YOUR INSTRUCTIONS →
Count the lines below that contain "地味にスゴイ". Give only the number.

DATA FOR THE TASK →
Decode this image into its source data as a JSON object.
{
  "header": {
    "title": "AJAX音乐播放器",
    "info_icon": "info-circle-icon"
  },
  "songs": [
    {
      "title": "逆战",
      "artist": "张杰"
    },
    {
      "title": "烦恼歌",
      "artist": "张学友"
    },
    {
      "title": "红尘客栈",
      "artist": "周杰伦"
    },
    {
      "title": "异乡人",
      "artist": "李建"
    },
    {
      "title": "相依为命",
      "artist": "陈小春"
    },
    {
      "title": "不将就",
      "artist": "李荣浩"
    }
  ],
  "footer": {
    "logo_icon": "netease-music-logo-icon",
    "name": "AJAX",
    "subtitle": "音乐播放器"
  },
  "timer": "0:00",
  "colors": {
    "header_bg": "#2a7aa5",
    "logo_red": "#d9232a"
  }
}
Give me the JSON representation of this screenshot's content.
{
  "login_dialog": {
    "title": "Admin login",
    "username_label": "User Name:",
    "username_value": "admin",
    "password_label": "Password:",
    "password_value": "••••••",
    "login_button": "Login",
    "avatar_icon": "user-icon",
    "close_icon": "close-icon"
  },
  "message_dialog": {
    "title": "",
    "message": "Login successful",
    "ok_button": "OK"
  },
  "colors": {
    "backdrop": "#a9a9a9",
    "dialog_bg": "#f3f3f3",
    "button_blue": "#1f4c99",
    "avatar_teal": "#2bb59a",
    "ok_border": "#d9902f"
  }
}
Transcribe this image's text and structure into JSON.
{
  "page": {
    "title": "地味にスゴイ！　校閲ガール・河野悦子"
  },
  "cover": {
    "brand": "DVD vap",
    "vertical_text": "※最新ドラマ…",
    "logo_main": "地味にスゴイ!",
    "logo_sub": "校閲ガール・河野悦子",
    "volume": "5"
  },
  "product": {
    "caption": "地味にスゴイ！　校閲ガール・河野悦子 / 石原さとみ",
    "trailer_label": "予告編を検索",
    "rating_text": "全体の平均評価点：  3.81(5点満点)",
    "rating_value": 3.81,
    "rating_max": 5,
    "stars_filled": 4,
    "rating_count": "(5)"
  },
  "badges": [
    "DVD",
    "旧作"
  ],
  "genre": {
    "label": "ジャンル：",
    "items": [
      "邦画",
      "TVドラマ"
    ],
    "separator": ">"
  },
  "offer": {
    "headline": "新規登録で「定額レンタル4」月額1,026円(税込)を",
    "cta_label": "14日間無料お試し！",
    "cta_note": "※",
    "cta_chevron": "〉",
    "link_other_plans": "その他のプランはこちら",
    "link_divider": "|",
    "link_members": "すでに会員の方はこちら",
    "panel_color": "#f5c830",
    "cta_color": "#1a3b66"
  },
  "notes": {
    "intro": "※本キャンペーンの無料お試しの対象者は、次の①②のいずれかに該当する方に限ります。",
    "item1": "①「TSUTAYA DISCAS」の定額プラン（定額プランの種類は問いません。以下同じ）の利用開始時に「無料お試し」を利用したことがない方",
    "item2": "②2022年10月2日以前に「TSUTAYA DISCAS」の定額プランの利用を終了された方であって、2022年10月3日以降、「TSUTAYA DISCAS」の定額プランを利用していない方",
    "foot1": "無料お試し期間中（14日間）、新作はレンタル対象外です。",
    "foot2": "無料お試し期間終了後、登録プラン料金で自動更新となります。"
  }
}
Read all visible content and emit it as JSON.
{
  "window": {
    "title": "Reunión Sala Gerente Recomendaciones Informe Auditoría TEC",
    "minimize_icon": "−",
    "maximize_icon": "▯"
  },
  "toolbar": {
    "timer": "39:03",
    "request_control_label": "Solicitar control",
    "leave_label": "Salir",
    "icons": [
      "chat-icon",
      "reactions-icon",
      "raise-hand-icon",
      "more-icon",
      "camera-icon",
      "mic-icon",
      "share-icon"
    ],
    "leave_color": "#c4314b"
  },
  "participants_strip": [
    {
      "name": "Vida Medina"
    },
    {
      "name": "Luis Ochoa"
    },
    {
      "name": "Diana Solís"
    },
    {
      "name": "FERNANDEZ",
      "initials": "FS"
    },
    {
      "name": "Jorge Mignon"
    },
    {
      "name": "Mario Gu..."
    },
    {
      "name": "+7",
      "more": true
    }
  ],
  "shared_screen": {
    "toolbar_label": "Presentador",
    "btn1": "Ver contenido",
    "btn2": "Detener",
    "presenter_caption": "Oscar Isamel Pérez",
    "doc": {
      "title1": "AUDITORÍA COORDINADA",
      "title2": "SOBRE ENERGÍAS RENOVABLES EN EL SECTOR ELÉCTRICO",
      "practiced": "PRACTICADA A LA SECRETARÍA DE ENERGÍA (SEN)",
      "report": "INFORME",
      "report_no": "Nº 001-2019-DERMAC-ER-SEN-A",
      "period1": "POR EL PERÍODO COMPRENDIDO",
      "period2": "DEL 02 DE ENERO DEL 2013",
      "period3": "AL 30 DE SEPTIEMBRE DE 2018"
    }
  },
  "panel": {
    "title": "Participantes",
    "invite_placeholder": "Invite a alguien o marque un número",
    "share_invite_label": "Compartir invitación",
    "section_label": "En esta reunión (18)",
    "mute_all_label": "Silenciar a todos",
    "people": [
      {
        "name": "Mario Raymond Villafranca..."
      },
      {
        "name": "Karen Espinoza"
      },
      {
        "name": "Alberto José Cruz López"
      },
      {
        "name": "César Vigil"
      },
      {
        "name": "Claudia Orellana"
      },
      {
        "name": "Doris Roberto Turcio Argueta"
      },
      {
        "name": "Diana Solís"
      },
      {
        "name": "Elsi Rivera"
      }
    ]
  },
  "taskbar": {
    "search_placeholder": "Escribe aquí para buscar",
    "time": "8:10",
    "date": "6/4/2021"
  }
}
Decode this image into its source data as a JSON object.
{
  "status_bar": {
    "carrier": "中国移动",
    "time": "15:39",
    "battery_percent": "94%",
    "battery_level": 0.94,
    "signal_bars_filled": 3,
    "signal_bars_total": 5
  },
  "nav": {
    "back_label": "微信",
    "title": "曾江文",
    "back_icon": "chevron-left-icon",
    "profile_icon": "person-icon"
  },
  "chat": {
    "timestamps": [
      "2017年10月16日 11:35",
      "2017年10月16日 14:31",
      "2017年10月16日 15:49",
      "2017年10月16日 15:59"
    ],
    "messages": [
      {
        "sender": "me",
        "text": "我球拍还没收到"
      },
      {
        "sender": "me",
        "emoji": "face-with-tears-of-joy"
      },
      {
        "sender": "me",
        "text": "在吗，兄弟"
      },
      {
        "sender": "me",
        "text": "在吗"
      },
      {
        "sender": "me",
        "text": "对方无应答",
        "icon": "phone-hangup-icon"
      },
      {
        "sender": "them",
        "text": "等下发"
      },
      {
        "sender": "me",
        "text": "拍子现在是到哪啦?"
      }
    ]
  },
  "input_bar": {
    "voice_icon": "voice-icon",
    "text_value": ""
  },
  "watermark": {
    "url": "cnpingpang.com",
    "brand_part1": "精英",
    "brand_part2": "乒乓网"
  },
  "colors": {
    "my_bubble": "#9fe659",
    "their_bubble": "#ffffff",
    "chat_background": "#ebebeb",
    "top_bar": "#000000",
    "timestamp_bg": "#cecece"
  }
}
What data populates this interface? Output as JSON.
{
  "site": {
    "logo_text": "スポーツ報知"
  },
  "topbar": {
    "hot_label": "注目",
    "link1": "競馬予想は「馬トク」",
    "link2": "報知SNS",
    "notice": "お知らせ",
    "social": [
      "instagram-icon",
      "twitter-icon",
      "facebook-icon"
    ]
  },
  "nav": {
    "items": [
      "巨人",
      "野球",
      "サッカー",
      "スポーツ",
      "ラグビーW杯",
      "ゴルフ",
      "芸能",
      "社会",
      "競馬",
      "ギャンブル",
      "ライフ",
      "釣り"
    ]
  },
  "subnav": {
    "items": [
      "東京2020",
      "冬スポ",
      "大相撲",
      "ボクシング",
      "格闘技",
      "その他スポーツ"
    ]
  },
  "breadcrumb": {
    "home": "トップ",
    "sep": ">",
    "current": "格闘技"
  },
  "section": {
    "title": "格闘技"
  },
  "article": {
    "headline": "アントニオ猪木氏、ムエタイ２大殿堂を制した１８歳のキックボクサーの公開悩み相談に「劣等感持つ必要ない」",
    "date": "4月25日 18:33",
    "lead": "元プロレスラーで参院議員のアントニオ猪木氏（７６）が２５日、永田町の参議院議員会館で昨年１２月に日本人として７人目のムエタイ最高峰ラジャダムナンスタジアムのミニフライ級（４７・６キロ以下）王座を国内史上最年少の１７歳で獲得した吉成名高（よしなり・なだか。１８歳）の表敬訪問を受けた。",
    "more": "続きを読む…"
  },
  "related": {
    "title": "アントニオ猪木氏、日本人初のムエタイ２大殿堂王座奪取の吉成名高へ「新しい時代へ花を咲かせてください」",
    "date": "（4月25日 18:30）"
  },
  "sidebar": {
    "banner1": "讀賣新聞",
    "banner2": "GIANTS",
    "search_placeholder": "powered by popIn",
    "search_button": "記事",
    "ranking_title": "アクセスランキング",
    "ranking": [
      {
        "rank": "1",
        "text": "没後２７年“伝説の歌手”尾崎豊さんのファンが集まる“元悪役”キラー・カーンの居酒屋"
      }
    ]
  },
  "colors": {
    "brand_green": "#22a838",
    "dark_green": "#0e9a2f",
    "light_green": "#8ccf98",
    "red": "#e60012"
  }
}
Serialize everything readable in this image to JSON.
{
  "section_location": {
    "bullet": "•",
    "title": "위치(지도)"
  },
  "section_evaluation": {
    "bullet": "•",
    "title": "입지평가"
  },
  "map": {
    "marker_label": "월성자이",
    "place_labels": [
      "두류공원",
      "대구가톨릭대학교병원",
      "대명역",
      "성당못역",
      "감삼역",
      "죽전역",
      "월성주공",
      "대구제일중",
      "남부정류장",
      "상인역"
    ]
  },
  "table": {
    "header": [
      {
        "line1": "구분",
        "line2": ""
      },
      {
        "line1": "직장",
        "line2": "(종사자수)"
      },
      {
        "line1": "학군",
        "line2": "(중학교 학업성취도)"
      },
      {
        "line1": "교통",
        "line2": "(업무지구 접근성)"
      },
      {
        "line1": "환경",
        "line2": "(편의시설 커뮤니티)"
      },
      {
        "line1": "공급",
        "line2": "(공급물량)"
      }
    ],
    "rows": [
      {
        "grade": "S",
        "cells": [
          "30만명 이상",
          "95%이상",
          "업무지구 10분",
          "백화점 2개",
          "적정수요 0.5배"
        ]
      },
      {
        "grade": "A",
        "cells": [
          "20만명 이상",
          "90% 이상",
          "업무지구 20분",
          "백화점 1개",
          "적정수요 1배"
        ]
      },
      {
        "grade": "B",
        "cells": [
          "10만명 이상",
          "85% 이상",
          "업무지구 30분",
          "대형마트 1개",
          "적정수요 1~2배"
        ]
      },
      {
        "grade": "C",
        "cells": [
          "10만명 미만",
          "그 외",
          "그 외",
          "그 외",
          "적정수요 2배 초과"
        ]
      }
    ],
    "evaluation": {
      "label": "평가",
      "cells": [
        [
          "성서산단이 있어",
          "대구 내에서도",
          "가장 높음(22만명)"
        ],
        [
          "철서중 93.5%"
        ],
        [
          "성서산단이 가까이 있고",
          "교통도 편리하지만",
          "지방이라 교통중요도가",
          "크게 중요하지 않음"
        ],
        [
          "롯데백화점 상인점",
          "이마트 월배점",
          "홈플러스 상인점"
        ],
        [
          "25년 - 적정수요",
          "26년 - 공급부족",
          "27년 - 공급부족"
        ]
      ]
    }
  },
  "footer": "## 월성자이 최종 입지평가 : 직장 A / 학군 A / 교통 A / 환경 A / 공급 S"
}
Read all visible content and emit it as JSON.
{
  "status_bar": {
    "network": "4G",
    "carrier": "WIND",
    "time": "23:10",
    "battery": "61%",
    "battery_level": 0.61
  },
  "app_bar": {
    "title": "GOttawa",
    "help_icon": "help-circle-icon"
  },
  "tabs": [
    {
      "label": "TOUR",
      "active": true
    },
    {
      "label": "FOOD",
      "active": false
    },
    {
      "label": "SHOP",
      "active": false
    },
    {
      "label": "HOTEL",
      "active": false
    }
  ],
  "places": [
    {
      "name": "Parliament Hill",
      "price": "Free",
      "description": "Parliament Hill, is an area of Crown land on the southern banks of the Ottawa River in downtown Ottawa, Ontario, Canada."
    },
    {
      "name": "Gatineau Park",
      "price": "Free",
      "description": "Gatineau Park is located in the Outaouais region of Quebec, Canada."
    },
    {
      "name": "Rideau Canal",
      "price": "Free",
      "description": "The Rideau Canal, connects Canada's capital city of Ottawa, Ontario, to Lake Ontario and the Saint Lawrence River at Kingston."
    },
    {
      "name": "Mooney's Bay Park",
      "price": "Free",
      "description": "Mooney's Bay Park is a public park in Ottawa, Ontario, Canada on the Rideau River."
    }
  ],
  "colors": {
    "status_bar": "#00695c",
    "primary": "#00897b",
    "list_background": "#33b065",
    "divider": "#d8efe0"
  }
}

RESULT →
3